TASK DATA
## begin
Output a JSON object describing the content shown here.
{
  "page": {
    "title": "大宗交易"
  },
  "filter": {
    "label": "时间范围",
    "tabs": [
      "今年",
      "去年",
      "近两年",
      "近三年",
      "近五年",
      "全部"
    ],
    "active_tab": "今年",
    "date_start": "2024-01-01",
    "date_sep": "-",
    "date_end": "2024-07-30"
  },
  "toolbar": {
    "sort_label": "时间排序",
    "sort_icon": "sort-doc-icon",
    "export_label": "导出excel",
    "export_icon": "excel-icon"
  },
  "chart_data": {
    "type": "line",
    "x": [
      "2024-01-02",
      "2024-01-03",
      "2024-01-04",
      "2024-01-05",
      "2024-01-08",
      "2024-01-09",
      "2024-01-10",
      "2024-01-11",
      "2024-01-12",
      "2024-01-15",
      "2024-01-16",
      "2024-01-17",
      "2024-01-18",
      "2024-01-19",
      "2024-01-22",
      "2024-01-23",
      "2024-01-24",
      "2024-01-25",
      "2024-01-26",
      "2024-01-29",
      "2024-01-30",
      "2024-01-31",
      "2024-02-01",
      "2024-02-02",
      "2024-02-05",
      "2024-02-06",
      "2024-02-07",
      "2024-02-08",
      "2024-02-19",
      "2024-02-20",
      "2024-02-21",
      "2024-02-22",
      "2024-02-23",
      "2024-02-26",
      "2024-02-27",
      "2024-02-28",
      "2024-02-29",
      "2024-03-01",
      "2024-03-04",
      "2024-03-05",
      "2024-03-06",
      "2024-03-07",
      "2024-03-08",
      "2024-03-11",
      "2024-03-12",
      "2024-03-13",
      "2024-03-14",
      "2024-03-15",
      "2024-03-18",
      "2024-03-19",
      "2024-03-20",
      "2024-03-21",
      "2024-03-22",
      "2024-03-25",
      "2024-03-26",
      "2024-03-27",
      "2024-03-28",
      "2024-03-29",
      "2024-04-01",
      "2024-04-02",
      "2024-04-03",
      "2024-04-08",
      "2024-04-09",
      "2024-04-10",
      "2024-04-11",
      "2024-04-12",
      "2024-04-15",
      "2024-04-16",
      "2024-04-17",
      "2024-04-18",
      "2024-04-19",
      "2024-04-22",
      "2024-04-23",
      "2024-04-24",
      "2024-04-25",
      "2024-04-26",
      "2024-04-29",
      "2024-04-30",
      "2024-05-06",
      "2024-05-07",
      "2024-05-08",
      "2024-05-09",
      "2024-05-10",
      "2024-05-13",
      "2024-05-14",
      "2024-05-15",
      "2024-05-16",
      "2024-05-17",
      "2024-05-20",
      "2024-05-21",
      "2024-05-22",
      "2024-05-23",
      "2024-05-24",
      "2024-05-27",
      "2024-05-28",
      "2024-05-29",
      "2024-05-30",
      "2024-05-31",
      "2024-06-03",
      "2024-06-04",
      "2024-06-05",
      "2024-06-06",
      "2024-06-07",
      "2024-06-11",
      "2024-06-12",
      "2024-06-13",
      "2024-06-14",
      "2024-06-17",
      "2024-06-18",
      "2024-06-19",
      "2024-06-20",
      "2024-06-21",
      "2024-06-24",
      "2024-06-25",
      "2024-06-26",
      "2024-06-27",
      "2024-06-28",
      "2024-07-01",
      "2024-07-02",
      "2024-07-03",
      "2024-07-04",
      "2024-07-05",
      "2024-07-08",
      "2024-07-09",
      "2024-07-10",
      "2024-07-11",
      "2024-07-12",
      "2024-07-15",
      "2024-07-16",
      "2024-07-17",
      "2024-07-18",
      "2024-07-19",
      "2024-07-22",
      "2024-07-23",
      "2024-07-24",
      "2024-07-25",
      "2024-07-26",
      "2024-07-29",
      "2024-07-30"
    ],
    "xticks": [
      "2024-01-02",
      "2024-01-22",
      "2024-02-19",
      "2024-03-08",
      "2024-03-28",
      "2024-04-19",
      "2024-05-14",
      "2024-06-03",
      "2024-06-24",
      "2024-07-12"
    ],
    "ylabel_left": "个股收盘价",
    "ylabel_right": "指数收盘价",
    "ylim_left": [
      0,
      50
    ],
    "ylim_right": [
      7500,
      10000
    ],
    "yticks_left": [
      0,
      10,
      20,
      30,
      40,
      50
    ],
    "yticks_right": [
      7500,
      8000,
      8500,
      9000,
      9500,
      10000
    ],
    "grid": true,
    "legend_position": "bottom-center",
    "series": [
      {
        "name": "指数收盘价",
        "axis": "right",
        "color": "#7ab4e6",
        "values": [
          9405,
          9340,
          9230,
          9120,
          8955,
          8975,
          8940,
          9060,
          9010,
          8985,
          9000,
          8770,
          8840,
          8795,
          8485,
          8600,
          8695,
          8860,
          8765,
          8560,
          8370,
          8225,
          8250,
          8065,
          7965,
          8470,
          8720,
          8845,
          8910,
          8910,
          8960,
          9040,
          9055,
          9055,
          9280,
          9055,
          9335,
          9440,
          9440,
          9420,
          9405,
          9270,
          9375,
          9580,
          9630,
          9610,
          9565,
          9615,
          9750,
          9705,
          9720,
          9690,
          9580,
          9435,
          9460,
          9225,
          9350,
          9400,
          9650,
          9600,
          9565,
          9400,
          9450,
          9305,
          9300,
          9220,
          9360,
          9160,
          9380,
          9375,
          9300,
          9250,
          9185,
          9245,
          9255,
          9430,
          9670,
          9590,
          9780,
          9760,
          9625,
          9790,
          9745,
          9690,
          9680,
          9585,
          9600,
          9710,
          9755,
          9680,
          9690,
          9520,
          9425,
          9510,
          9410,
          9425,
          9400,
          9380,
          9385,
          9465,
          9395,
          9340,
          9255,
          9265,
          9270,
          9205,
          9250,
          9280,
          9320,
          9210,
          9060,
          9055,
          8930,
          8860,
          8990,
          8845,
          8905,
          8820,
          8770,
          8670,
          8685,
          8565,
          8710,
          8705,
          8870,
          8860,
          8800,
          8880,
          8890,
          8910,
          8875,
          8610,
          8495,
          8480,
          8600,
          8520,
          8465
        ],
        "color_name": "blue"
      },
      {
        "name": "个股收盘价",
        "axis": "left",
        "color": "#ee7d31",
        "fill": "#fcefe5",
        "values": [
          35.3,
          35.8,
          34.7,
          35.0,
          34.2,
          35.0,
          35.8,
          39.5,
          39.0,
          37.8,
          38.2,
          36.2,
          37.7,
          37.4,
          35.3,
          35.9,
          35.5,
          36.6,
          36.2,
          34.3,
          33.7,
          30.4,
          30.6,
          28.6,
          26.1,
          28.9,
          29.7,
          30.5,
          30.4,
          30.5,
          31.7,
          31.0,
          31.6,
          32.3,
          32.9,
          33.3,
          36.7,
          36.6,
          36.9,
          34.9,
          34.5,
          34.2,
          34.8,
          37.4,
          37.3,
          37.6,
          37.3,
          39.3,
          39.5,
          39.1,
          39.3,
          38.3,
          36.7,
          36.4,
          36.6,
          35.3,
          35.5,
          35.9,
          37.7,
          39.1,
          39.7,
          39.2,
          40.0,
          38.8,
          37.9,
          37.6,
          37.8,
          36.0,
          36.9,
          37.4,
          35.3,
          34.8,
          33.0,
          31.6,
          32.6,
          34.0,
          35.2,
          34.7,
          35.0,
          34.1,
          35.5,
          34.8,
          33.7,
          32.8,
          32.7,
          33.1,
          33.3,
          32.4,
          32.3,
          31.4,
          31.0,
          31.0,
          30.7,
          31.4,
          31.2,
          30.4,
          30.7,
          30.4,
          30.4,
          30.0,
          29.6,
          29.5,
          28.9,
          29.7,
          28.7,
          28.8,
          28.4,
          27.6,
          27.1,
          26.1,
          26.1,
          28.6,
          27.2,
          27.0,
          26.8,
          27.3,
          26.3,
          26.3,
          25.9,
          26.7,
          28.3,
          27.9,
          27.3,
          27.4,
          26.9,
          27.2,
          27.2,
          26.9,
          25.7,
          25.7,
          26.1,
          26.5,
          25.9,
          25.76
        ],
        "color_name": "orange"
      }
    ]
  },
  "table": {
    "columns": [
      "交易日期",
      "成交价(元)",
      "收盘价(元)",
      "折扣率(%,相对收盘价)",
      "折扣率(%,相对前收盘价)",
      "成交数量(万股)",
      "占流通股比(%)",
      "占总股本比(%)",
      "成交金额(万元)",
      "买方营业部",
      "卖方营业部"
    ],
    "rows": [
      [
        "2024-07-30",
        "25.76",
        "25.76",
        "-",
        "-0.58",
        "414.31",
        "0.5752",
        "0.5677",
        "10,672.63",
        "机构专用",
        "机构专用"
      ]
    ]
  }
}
## end
SET TASK
Write out every line of the data that holds the word "icon".

RESULT
    "sort_icon": "sort-doc-icon",
    "export_icon": "excel-icon"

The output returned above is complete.